» **Provided text**
□ □ □

Distortions in the pattern of the gyri and sulci are also indicators of
underlying pathology.
POST PROCESSING
Post
processing is procedure that takes place after the scan has been completed and
involves manipulation of volume images to produces images other than the axial
images acquired during scanning. It is divided into
i.
Multiplanar
Reformation (MPR): this gives images in coronal, sagittal, oblique or
transverse planes. Images in other planes other than axial plan help the
radiologist in making a more comprehensive diagnosis. Some scanners can
automatically generate MPR images while other scanner will require a command by
the radiographer. It is very important that a radiographer who is new to a CT
scan machine gets hands on practical on image reformations.
ii. 3
dimensional reformation: This involves using special software installed in the
scanner or in the workstation to make 3-D representation of the 2-D images on
display. It could be
·
surface
rendering where the surface of the object scanned is represented
·
Volume rendering: this technique makes a voxel
image visible to the eye. The images are no longer in slices but appear as real
objects and their positions and relationships to other organs and tissues are
clearly shown.
·
Projection
displays: This is maximum intensity projection (MIP) and minimum-intensity
projection (MinIP). Maximum intensity projection displays only the voxels with
the highest values while Minimum intensity projection displays only voxels with
the lowest values. MIP is used to display contrast filled and bone images.
MinIP displays low contrast images.
Please
note that multiplanar is best done using volume images. You cannot do
reformation using images acquired with slice thickness and interval of 5mm. the
images will be blurring and grossly unsuitable for making diagnosis
PATIENT AFTERCARE
Patients
are placed under close observation briefly after an IV contrast administration
for adverse reaction. About 90% of
the patients do not react.
Breastfeeding
mothers always show concern on having their baby ingest contrast the breast
milk. Research shows that about 1% of injected iodine contrast get into the
breast milk. Only about 1% of the iodine contrast ingested by the baby gets
absorbed by the GIT. This amount is considered safe. But mothers that show much
concern as regards the harm that the contrast can cause are advised to withhold
breast feeding for at least 24hours after the contrast administration. Patients
with allergy to sea foods or iodine are put under longer close monitoring.

□ □ □

» **Prompt**
Summarize the text on post processing and patient aftercare in exactly two sentences.

(Data entries)
□ □ □

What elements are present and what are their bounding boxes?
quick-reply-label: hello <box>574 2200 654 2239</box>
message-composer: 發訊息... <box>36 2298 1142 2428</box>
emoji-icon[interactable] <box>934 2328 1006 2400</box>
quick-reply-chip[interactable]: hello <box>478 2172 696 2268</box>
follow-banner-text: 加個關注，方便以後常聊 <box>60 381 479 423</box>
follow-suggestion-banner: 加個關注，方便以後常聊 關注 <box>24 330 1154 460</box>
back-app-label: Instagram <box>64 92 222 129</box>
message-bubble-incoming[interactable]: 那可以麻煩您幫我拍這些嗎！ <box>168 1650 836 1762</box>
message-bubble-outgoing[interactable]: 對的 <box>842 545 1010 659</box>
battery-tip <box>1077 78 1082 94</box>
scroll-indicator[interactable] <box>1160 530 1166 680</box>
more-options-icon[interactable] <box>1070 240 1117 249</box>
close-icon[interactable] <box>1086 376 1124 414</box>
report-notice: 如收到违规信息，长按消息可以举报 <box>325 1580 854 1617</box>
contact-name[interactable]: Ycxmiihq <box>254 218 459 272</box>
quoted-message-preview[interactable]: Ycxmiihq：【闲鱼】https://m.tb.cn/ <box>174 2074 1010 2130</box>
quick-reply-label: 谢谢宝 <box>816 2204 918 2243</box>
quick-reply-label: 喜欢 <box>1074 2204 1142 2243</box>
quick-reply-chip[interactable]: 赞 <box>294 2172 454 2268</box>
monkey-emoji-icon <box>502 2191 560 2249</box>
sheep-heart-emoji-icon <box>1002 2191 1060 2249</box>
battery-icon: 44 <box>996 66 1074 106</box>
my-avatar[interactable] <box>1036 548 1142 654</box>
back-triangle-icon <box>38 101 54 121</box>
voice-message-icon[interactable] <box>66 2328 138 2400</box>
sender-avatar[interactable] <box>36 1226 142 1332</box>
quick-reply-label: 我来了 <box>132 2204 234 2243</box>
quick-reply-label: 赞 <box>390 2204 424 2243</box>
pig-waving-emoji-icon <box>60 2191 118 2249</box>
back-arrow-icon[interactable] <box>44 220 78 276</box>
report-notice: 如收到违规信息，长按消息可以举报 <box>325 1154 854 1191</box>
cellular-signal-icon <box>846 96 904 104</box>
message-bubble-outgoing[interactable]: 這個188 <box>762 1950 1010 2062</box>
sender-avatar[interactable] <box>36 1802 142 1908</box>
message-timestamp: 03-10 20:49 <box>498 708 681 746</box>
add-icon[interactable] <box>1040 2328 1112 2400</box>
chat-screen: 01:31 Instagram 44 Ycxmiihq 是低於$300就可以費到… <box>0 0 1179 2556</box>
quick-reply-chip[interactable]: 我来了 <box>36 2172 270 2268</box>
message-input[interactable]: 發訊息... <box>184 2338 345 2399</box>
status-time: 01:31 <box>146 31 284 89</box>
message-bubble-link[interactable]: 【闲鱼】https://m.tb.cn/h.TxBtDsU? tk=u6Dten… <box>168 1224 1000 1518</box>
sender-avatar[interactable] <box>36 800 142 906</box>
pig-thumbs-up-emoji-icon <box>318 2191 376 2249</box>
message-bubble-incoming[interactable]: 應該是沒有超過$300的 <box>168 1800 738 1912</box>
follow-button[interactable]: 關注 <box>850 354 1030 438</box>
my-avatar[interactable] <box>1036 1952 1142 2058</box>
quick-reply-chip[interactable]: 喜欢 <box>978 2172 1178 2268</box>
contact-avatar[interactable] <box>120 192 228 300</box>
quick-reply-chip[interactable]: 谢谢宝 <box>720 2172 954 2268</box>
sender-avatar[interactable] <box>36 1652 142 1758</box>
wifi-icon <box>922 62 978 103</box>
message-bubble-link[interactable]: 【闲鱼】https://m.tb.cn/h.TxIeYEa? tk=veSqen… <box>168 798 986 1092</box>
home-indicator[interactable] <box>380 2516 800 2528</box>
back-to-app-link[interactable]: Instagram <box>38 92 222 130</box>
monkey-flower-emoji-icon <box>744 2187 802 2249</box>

□ □ □

» **Written solution**
Post processing takes place after the scan and manipulates volume images to produce images other than the acquired axial ones, through multiplanar reformation into other planes and 3-D reformation such as surface rendering, volume rendering, and maximum- and minimum-intensity projection displays. After IV contrast, patients are briefly observed for adverse reaction, breastfeeding mothers with much concern are advised to withhold breastfeeding for at least 24 hours, and patients allergic to sea foods or iodine are monitored longer.